> Excerpted data
------------------------------
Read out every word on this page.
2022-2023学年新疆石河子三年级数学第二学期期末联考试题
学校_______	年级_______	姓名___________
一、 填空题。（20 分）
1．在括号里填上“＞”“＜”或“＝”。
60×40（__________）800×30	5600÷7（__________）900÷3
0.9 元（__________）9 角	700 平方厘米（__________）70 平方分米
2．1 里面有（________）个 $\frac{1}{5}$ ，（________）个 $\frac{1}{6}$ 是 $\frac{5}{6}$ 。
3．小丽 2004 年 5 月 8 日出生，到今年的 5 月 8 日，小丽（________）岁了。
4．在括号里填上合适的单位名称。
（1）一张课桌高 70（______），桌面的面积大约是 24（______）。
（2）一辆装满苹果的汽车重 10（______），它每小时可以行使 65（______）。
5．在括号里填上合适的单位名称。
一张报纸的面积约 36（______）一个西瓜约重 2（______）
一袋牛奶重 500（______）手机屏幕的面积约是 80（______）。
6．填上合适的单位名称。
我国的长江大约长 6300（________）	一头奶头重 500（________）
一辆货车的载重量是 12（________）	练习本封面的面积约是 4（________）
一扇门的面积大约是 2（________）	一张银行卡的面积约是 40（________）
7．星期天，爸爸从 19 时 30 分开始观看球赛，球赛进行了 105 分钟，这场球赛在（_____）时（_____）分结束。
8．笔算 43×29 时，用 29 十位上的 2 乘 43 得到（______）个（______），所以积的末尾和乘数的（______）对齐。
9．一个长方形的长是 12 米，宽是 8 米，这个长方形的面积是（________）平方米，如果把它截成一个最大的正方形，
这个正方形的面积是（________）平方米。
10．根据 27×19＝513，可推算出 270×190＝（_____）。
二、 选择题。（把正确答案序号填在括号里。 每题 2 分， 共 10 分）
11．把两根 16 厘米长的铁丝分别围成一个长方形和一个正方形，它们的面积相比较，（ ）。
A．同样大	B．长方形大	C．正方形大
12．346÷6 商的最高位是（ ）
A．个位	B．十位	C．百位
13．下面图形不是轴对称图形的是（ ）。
------------------------------
Every record above should be copied exactly.

Read out every word on this page.
2022-2023学年新疆石河子三年级数学第二学期期末联考试题
学校_______	年级_______	姓名___________
一、 填空题。（20 分）
1．在括号里填上“＞”“＜”或“＝”。
60×40（__________）800×30	5600÷7（__________）900÷3
0.9 元（__________）9 角	700 平方厘米（__________）70 平方分米
2．1 里面有（________）个 $\frac{1}{5}$ ，（________）个 $\frac{1}{6}$ 是 $\frac{5}{6}$ 。
3．小丽 2004 年 5 月 8 日出生，到今年的 5 月 8 日，小丽（________）岁了。
4．在括号里填上合适的单位名称。
（1）一张课桌高 70（______），桌面的面积大约是 24（______）。
（2）一辆装满苹果的汽车重 10（______），它每小时可以行使 65（______）。
5．在括号里填上合适的单位名称。
一张报纸的面积约 36（______）一个西瓜约重 2（______）
一袋牛奶重 500（______）手机屏幕的面积约是 80（______）。
6．填上合适的单位名称。
我国的长江大约长 6300（________）	一头奶头重 500（________）
一辆货车的载重量是 12（________）	练习本封面的面积约是 4（________）
一扇门的面积大约是 2（________）	一张银行卡的面积约是 40（________）
7．星期天，爸爸从 19 时 30 分开始观看球赛，球赛进行了 105 分钟，这场球赛在（_____）时（_____）分结束。
8．笔算 43×29 时，用 29 十位上的 2 乘 43 得到（______）个（______），所以积的末尾和乘数的（______）对齐。
9．一个长方形的长是 12 米，宽是 8 米，这个长方形的面积是（________）平方米，如果把它截成一个最大的正方形，
这个正方形的面积是（________）平方米。
10．根据 27×19＝513，可推算出 270×190＝（_____）。
二、 选择题。（把正确答案序号填在括号里。 每题 2 分， 共 10 分）
11．把两根 16 厘米长的铁丝分别围成一个长方形和一个正方形，它们的面积相比较，（ ）。
A．同样大	B．长方形大	C．正方形大
12．346÷6 商的最高位是（ ）
A．个位	B．十位	C．百位
13．下面图形不是轴对称图形的是（ ）。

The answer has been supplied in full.